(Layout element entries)

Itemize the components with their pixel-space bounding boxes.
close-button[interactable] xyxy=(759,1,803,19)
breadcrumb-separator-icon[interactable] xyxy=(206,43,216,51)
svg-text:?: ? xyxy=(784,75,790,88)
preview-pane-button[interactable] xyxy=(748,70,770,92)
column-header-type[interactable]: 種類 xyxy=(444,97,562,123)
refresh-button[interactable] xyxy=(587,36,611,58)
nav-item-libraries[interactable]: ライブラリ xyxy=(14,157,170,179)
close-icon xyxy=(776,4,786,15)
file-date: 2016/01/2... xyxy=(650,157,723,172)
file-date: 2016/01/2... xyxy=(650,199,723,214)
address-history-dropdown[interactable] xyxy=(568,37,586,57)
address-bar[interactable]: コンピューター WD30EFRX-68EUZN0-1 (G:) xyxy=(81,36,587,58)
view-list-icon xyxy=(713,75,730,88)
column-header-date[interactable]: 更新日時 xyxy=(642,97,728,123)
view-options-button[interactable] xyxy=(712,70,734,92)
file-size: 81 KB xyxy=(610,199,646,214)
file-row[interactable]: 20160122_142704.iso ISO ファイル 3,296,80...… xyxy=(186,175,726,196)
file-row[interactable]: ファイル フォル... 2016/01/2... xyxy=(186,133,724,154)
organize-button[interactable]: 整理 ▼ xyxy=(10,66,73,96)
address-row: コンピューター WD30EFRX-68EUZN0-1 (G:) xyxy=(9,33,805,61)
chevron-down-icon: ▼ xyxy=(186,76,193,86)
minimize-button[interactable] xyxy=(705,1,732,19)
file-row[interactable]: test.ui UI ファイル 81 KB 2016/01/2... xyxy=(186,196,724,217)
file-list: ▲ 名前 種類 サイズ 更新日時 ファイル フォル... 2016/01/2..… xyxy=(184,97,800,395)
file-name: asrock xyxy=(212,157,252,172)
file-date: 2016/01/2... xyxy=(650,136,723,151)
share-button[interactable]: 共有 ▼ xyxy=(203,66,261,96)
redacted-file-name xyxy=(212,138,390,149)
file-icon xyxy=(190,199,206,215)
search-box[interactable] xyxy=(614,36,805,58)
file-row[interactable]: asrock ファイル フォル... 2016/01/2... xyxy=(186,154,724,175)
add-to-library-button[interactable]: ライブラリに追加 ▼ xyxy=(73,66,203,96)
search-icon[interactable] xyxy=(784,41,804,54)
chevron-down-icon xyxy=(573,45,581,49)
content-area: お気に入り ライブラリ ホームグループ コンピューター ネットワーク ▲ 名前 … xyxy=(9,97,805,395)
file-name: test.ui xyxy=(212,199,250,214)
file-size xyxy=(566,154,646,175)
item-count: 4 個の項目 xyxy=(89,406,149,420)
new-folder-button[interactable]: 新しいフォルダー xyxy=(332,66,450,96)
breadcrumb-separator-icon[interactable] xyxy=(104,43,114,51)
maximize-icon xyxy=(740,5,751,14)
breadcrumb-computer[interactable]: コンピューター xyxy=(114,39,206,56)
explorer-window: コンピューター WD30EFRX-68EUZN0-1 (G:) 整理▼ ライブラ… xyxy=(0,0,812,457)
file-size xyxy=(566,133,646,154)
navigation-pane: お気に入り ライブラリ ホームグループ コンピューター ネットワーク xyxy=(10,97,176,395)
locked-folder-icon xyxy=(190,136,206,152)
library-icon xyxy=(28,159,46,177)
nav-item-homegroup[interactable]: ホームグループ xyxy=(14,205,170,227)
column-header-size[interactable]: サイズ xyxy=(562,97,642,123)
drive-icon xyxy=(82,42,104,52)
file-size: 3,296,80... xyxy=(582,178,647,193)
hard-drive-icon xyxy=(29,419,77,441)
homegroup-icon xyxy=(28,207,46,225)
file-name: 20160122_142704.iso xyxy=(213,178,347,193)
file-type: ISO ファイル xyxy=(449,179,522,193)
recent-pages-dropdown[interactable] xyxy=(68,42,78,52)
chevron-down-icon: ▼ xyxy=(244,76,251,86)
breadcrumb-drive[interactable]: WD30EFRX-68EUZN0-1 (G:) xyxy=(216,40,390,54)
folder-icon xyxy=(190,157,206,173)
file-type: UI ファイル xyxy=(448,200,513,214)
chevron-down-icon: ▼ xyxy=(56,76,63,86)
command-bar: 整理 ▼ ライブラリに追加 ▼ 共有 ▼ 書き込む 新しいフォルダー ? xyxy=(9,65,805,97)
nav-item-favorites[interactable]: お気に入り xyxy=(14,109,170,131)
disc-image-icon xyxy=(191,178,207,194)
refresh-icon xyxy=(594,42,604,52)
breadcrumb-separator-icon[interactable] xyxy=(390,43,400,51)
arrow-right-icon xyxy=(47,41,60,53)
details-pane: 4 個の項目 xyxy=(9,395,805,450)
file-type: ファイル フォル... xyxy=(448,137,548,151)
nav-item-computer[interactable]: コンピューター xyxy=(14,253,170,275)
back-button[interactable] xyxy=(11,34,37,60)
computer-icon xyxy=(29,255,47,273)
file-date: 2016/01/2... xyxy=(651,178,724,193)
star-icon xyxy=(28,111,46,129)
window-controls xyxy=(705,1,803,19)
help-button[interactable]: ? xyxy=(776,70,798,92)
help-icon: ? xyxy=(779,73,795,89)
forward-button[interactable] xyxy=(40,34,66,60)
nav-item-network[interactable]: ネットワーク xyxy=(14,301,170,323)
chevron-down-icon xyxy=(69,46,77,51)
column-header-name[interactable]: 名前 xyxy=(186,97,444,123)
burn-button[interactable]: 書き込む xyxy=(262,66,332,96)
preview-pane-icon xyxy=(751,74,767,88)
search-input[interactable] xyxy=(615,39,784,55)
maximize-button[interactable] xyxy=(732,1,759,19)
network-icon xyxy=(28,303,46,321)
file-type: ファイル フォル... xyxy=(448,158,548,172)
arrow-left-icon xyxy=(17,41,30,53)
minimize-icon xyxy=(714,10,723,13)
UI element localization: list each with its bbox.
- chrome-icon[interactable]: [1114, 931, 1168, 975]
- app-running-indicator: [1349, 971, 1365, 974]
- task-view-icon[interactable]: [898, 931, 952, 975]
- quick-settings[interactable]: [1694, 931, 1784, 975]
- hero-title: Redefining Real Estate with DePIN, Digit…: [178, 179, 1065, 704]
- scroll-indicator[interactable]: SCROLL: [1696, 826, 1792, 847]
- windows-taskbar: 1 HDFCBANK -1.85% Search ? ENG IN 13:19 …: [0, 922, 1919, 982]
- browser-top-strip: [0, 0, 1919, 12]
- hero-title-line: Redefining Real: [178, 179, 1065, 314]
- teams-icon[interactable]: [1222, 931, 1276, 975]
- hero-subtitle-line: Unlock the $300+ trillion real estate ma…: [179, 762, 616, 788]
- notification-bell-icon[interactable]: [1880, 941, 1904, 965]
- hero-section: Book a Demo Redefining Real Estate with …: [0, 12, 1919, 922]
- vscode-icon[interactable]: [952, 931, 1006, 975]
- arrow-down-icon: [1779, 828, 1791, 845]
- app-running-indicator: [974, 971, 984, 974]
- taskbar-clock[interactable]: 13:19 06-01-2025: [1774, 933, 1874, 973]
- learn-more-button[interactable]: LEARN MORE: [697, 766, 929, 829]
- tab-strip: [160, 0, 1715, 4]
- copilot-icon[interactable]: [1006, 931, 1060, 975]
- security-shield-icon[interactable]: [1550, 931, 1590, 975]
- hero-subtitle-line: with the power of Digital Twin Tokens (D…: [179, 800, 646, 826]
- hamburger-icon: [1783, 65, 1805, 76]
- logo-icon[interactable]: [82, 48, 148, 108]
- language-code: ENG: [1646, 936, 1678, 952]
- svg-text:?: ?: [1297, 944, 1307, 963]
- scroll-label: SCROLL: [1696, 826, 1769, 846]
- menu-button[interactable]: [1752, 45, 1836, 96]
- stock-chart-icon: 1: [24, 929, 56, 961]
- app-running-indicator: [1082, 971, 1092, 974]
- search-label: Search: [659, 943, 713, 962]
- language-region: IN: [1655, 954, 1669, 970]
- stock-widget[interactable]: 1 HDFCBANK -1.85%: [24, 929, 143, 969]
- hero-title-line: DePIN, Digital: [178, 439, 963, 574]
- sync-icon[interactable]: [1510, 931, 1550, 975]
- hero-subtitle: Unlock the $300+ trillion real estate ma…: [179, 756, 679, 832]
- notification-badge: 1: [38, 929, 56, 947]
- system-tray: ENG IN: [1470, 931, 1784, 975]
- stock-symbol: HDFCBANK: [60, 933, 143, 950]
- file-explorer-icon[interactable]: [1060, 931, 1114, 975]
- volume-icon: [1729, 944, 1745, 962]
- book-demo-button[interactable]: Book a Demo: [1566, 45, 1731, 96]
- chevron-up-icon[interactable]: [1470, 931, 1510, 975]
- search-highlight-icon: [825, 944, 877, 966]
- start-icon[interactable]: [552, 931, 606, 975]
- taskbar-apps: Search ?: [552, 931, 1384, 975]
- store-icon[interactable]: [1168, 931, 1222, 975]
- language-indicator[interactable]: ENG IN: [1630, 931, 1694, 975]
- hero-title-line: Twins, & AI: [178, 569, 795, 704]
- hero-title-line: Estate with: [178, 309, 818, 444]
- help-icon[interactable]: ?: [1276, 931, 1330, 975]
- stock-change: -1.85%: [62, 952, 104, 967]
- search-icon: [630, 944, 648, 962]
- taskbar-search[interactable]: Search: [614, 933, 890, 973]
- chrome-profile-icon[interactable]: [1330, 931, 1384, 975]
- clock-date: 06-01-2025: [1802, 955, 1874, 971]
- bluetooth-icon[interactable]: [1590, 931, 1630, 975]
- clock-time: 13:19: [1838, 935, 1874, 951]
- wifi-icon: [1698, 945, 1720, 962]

# What this task involves:
Which lines in the items above contain the string "library"? List every one of them.

# The completed task:
add-to-library-button[interactable]: ライブラリに追加 ▼ xyxy=(73,66,203,96)
library-icon xyxy=(28,159,46,177)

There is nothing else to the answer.